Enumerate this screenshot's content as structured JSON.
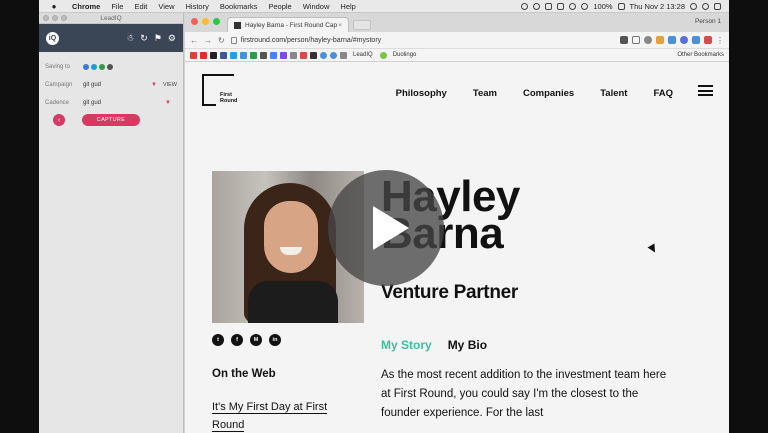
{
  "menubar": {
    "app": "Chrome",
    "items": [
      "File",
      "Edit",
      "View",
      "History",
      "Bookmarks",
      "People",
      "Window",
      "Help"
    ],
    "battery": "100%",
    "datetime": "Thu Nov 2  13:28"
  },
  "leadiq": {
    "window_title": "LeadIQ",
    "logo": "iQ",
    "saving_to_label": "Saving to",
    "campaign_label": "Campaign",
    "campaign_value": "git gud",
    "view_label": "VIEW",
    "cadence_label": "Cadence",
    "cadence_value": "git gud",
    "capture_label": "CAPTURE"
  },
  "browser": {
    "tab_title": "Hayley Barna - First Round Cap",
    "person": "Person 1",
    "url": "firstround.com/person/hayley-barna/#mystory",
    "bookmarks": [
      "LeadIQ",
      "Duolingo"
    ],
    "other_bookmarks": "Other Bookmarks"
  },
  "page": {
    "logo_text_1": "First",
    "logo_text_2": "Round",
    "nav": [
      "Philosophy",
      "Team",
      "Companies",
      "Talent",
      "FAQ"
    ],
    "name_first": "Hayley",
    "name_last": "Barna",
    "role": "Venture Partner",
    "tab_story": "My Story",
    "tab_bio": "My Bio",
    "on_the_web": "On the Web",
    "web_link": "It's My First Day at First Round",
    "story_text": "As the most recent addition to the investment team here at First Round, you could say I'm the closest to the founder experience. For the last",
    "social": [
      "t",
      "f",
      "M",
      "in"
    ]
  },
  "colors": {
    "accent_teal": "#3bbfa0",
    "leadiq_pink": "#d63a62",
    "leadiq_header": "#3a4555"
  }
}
+--
What you are asked to do:
From the records given above, reproduce all text exactly and exclude each picture.

Exercise solution:
Enumerate this screenshot's content as structured JSON.
{
  "menubar": {
    "app": "Chrome",
    "items": [
      "File",
      "Edit",
      "View",
      "History",
      "Bookmarks",
      "People",
      "Window",
      "Help"
    ],
    "battery": "100%",
    "datetime": "Thu Nov 2  13:28"
  },
  "leadiq": {
    "window_title": "LeadIQ",
    "logo": "iQ",
    "saving_to_label": "Saving to",
    "campaign_label": "Campaign",
    "campaign_value": "git gud",
    "view_label": "VIEW",
    "cadence_label": "Cadence",
    "cadence_value": "git gud",
    "capture_label": "CAPTURE"
  },
  "browser": {
    "tab_title": "Hayley Barna - First Round Cap",
    "person": "Person 1",
    "url": "firstround.com/person/hayley-barna/#mystory",
    "bookmarks": [
      "LeadIQ",
      "Duolingo"
    ],
    "other_bookmarks": "Other Bookmarks"
  },
  "page": {
    "logo_text_1": "First",
    "logo_text_2": "Round",
    "nav": [
      "Philosophy",
      "Team",
      "Companies",
      "Talent",
      "FAQ"
    ],
    "name_first": "Hayley",
    "name_last": "Barna",
    "role": "Venture Partner",
    "tab_story": "My Story",
    "tab_bio": "My Bio",
    "on_the_web": "On the Web",
    "web_link": "It's My First Day at First Round",
    "story_text": "As the most recent addition to the investment team here at First Round, you could say I'm the closest to the founder experience. For the last",
    "social": [
      "t",
      "f",
      "M",
      "in"
    ]
  },
  "colors": {
    "accent_teal": "#3bbfa0",
    "leadiq_pink": "#d63a62",
    "leadiq_header": "#3a4555"
  }
}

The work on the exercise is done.